Take every line that has the string "cartoleta" and copy it out.

-- BEGIN --

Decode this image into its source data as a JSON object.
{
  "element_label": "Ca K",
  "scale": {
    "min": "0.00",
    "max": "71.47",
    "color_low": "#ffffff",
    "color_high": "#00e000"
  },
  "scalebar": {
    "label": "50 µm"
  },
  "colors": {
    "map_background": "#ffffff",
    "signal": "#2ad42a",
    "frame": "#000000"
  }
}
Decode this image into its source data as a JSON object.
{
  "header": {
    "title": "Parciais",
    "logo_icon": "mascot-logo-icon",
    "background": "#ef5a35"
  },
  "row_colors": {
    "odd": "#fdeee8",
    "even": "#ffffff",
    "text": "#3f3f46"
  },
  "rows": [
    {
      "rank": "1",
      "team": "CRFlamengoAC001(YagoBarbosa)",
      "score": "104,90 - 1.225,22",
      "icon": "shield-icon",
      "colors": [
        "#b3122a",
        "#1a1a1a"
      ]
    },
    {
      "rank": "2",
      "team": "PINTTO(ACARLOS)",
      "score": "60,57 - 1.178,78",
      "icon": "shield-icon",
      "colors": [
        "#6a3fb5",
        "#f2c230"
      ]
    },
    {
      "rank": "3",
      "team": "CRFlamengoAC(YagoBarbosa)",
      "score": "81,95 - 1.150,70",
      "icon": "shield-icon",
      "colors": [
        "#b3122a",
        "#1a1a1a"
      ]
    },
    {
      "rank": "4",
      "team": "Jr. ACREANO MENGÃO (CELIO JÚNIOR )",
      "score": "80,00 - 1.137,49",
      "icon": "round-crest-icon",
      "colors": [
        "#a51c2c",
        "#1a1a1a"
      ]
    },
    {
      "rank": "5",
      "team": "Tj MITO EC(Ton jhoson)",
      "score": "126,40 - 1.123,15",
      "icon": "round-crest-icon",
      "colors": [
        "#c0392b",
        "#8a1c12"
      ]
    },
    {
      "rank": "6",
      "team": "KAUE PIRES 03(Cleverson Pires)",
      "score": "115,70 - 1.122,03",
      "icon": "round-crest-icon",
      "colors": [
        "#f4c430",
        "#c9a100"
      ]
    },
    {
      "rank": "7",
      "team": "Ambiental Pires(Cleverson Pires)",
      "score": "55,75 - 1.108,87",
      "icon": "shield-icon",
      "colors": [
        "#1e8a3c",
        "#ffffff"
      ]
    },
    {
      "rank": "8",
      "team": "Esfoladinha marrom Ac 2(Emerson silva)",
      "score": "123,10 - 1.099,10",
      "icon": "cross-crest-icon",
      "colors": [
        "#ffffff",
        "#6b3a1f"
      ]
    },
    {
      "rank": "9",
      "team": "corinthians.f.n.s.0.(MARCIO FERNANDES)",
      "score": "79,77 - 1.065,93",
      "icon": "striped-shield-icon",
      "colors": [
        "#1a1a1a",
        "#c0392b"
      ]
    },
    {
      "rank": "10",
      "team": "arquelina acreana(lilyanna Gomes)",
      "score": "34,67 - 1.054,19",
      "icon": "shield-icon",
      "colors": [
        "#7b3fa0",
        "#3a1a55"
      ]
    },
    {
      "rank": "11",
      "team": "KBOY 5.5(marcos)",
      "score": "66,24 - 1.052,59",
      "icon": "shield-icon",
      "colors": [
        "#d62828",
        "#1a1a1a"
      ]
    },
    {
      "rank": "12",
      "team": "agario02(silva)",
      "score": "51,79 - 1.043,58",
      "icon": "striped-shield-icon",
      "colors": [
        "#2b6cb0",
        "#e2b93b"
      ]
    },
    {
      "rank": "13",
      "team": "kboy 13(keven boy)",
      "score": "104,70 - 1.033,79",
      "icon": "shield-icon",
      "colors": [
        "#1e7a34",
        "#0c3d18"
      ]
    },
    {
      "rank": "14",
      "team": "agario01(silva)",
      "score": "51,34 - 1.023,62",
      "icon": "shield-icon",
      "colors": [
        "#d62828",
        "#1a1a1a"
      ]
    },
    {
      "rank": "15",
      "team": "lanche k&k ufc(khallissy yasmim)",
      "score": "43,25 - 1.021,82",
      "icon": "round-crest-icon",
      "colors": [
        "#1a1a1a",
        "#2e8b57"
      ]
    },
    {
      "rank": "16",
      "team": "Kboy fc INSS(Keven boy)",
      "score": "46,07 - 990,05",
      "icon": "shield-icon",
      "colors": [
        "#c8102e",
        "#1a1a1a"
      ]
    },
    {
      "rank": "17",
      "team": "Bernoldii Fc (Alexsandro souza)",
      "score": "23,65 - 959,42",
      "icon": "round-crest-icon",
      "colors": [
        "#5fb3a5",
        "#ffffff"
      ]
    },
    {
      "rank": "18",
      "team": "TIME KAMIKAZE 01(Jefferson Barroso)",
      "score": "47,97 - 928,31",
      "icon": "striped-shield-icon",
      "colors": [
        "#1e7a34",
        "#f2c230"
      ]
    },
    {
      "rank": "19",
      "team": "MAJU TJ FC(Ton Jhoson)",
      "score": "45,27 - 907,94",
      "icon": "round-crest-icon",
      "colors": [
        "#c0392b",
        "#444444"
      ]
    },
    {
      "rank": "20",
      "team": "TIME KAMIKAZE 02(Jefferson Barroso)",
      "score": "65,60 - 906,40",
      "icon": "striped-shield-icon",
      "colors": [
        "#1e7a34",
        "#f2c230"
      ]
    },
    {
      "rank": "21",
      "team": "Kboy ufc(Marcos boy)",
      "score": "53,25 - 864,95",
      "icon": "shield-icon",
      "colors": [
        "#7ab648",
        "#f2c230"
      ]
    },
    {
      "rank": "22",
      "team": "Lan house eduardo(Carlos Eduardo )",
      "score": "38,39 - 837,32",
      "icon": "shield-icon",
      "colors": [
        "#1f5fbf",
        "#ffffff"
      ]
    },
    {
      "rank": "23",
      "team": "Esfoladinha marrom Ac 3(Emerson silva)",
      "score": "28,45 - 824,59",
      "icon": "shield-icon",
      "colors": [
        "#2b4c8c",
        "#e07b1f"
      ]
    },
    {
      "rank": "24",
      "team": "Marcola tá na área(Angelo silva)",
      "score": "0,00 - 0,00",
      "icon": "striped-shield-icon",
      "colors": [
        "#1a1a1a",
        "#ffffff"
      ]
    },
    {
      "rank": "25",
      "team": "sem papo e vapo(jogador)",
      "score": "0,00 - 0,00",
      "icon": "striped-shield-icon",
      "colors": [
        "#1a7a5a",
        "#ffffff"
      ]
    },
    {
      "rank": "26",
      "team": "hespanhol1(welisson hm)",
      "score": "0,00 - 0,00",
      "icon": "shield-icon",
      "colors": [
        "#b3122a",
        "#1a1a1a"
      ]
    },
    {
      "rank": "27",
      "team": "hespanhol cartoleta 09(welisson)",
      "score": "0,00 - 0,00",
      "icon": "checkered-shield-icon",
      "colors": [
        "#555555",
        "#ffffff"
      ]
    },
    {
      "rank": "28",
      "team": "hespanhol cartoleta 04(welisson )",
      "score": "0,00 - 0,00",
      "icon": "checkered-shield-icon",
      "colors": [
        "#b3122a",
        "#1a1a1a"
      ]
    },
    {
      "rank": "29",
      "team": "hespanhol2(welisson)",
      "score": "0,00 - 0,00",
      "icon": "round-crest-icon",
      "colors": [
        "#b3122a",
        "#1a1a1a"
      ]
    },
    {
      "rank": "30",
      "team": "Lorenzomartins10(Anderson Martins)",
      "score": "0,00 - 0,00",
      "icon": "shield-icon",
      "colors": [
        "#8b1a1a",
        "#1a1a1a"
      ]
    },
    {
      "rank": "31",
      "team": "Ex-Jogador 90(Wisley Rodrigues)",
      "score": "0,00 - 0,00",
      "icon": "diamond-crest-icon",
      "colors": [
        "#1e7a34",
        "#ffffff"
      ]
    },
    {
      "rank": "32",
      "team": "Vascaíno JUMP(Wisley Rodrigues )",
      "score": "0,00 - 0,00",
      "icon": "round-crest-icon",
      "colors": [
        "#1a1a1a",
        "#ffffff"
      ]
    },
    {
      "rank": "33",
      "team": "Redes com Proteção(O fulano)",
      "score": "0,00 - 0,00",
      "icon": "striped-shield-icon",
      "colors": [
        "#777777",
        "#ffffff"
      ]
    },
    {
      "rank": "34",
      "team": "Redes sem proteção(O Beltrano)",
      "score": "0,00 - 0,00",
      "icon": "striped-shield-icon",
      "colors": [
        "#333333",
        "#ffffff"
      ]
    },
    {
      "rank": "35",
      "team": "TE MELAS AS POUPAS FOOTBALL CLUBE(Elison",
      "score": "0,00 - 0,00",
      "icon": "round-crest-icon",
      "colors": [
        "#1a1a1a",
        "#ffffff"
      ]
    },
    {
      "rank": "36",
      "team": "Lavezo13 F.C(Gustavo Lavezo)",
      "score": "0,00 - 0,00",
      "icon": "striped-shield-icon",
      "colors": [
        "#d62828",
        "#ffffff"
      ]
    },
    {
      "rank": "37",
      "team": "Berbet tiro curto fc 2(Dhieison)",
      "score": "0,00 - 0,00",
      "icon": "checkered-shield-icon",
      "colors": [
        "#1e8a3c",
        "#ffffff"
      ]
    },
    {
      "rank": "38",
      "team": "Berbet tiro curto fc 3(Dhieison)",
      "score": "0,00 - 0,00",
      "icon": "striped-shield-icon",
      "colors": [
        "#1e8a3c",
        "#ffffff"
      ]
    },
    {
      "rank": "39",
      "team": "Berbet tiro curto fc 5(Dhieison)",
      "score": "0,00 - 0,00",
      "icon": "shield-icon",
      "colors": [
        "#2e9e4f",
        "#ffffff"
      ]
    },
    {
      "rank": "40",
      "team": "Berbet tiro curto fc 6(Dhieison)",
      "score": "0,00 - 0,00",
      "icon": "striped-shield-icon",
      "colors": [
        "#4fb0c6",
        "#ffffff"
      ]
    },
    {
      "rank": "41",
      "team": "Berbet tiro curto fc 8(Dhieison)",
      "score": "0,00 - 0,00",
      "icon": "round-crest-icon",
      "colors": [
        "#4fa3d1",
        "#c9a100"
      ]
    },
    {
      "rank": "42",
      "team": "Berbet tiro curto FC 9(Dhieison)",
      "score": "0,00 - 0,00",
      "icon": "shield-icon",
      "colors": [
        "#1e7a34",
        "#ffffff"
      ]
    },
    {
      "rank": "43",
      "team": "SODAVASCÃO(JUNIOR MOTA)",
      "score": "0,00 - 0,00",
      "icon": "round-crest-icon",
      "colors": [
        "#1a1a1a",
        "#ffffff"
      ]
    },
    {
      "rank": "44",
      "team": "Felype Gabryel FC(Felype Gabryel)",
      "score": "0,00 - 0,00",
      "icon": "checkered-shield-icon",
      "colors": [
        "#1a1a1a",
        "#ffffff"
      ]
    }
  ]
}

-- END --

* _Result for this exercise_
      "team": "hespanhol cartoleta 09(welisson)",
      "team": "hespanhol cartoleta 04(welisson )",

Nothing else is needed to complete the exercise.